* **GIVEN TASK**
Copy out the entries exactly, from the first line to the last.

[Source data]
----
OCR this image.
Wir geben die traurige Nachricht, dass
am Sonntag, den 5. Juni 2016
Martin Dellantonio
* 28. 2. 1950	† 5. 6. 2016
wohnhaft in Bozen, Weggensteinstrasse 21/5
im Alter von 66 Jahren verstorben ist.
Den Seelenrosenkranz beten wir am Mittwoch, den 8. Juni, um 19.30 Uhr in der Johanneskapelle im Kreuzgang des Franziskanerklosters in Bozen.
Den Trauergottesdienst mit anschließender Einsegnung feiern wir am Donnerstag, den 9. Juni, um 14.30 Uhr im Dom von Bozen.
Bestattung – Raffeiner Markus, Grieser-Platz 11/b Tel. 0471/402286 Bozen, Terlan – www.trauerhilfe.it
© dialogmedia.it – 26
----
* **EXPECTED OUTPUT**
OCR this image.
Wir geben die traurige Nachricht, dass
am Sonntag, den 5. Juni 2016
Martin Dellantonio
* 28. 2. 1950	† 5. 6. 2016
wohnhaft in Bozen, Weggensteinstrasse 21/5
im Alter von 66 Jahren verstorben ist.
Den Seelenrosenkranz beten wir am Mittwoch, den 8. Juni, um 19.30 Uhr in der Johanneskapelle im Kreuzgang des Franziskanerklosters in Bozen.
Den Trauergottesdienst mit anschließender Einsegnung feiern wir am Donnerstag, den 9. Juni, um 14.30 Uhr im Dom von Bozen.
Bestattung – Raffeiner Markus, Grieser-Platz 11/b Tel. 0471/402286 Bozen, Terlan – www.trauerhilfe.it
© dialogmedia.it – 26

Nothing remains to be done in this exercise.